-- Records shown --
....

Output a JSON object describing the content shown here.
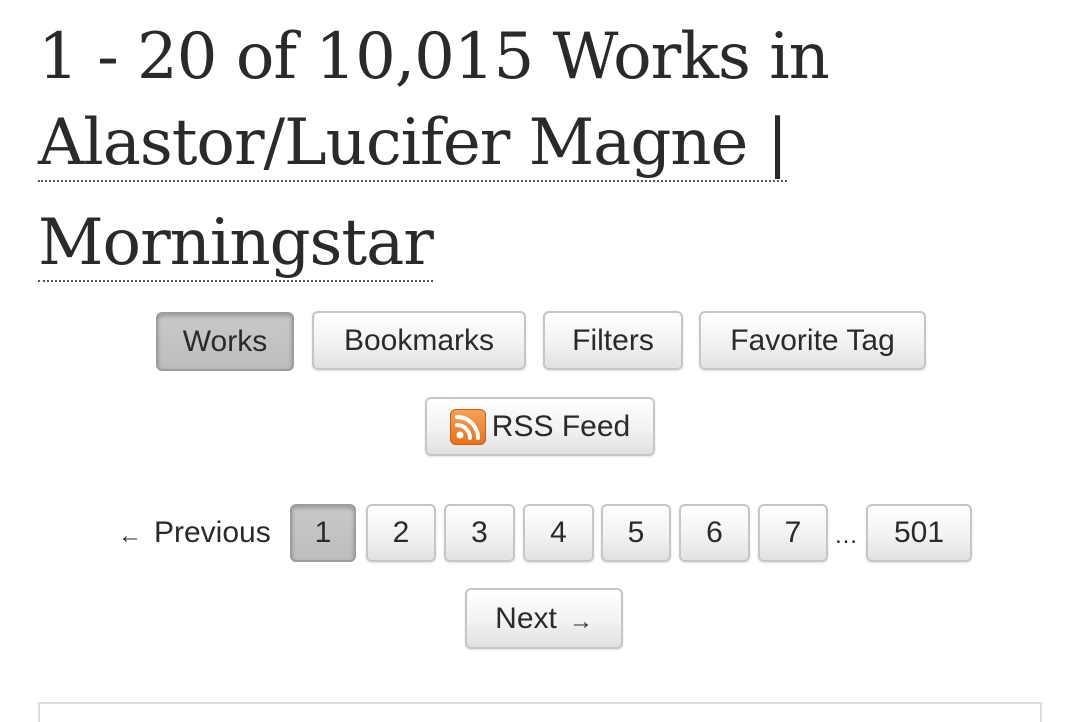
{
  "heading": {
    "count_text": "1 - 20 of 10,015 Works in",
    "tag_line_1": "Alastor/Lucifer Magne | ",
    "tag_line_2": "Morningstar"
  },
  "nav": {
    "works": "Works",
    "bookmarks": "Bookmarks",
    "filters": "Filters",
    "favorite_tag": "Favorite Tag",
    "rss_feed": "RSS Feed"
  },
  "pagination": {
    "previous_arrow": "←",
    "previous": "Previous",
    "pages": [
      "1",
      "2",
      "3",
      "4",
      "5",
      "6",
      "7"
    ],
    "gap": "…",
    "last_page": "501",
    "current_page": "1",
    "next": "Next",
    "next_arrow": "→"
  },
  "icons": {
    "rss": "rss-icon"
  },
  "colors": {
    "rss_orange": "#e8711a",
    "current_button": "#bdbdbd",
    "text": "#2a2a2a"
  }
}
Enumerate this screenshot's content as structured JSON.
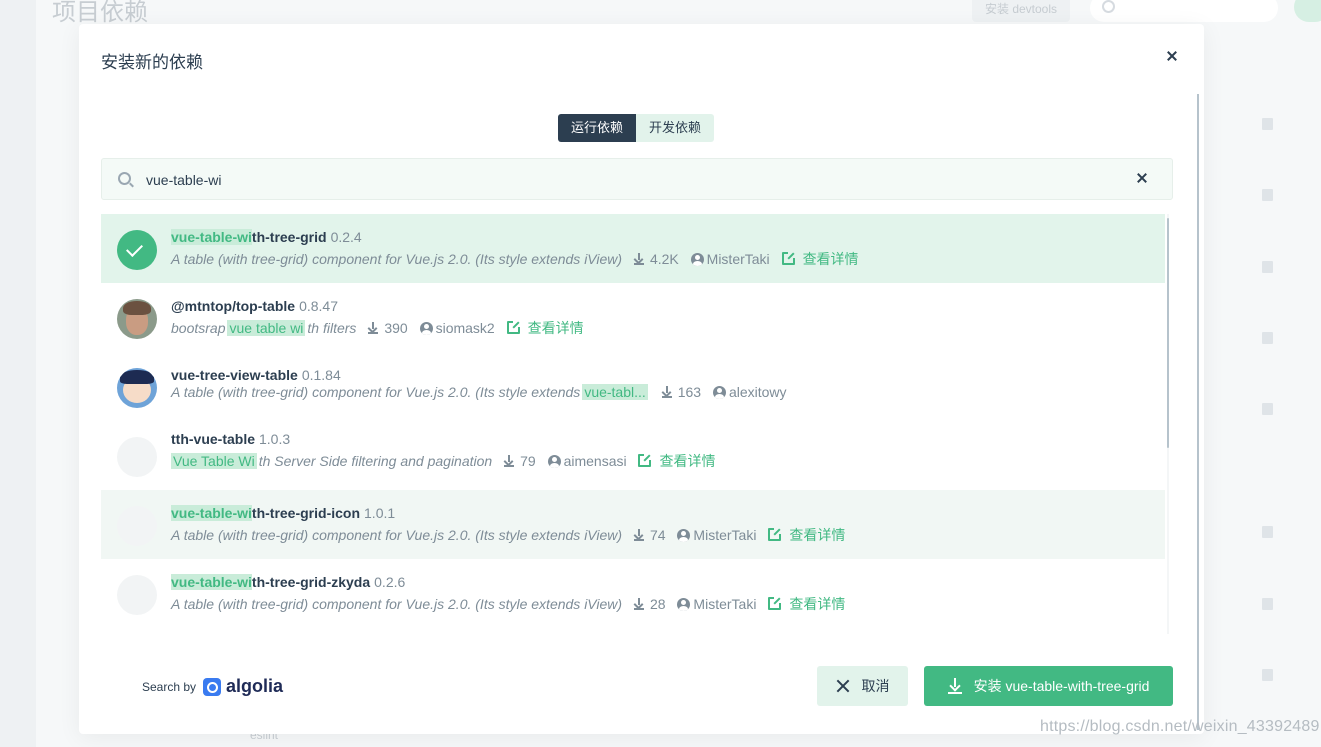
{
  "background": {
    "page_title": "项目依赖",
    "devtools_button": "安装 devtools",
    "bottom_text": "eslint",
    "watermark": "https://blog.csdn.net/weixin_43392489"
  },
  "modal": {
    "title": "安装新的依赖",
    "tabs": [
      {
        "label": "运行依赖",
        "active": true
      },
      {
        "label": "开发依赖",
        "active": false
      }
    ],
    "search": {
      "value": "vue-table-wi",
      "placeholder": ""
    },
    "results": [
      {
        "name_highlight": "vue-table-wi",
        "name_rest": "th-tree-grid",
        "version": "0.2.4",
        "desc_pre": "",
        "desc_highlight": "",
        "desc_post": "A table (with tree-grid) component for Vue.js 2.0. (Its style extends iView)",
        "downloads": "4.2K",
        "author": "MisterTaki",
        "details": "查看详情",
        "selected": true
      },
      {
        "name_highlight": "",
        "name_rest": "@mtntop/top-table",
        "version": "0.8.47",
        "desc_pre": "bootsrap",
        "desc_highlight": "vue table wi",
        "desc_post": "th filters",
        "downloads": "390",
        "author": "siomask2",
        "details": "查看详情"
      },
      {
        "name_highlight": "",
        "name_rest": "vue-tree-view-table",
        "version": "0.1.84",
        "desc_pre": "A table (with tree-grid) component for Vue.js 2.0. (Its style extends",
        "desc_highlight": "vue-tabl...",
        "desc_post": "",
        "downloads": "163",
        "author": "alexitowy",
        "details": ""
      },
      {
        "name_highlight": "",
        "name_rest": "tth-vue-table",
        "version": "1.0.3",
        "desc_pre": "",
        "desc_highlight": "Vue Table Wi",
        "desc_post": "th Server Side filtering and pagination",
        "downloads": "79",
        "author": "aimensasi",
        "details": "查看详情"
      },
      {
        "name_highlight": "vue-table-wi",
        "name_rest": "th-tree-grid-icon",
        "version": "1.0.1",
        "desc_pre": "",
        "desc_highlight": "",
        "desc_post": "A table (with tree-grid) component for Vue.js 2.0. (Its style extends iView)",
        "downloads": "74",
        "author": "MisterTaki",
        "details": "查看详情",
        "hover": true
      },
      {
        "name_highlight": "vue-table-wi",
        "name_rest": "th-tree-grid-zkyda",
        "version": "0.2.6",
        "desc_pre": "",
        "desc_highlight": "",
        "desc_post": "A table (with tree-grid) component for Vue.js 2.0. (Its style extends iView)",
        "downloads": "28",
        "author": "MisterTaki",
        "details": "查看详情"
      }
    ],
    "footer": {
      "search_by": "Search by",
      "algolia": "algolia",
      "cancel_label": "取消",
      "install_label": "安装 vue-table-with-tree-grid"
    }
  },
  "colors": {
    "accent": "#42b983",
    "dark": "#2c3e50",
    "highlight_bg": "#c9ecd9"
  },
  "icons": [
    "close-icon",
    "search-icon",
    "check-icon",
    "download-icon",
    "user-icon",
    "external-link-icon",
    "algolia-logo"
  ]
}
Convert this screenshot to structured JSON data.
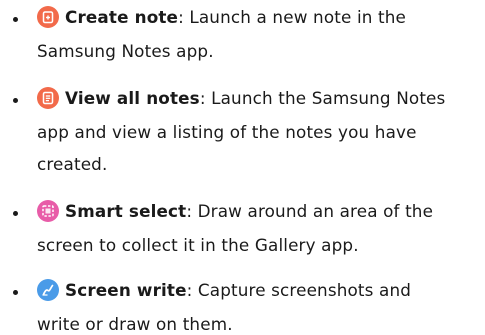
{
  "items": [
    {
      "icon": "create-note-icon",
      "term": "Create note",
      "line1": ": Launch a new note in the",
      "line2": "Samsung Notes app.",
      "line3": ""
    },
    {
      "icon": "view-all-notes-icon",
      "term": "View all notes",
      "line1": ": Launch the Samsung Notes",
      "line2": "app and view a listing of the notes you have",
      "line3": "created."
    },
    {
      "icon": "smart-select-icon",
      "term": "Smart select",
      "line1": ": Draw around an area of the",
      "line2": "screen to collect it in the Gallery app.",
      "line3": ""
    },
    {
      "icon": "screen-write-icon",
      "term": "Screen write",
      "line1": ": Capture screenshots and",
      "line2": "write or draw on them.",
      "line3": ""
    }
  ],
  "colors": {
    "create_note": "#f26a4a",
    "view_all_notes": "#f26a4a",
    "smart_select": "#e85ca8",
    "screen_write": "#4a9be8",
    "text": "#1a1a1a"
  }
}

....

-- Task instructions --
Find the string "version" in the entries above and return each line that holds it.

-- Response --
        "version": "0.2.4",
        "version": "0.8.47",
        "version": "0.1.84",
        "version": "1.0.3",
        "version": "1.0.1",
        "version": "0.2.6",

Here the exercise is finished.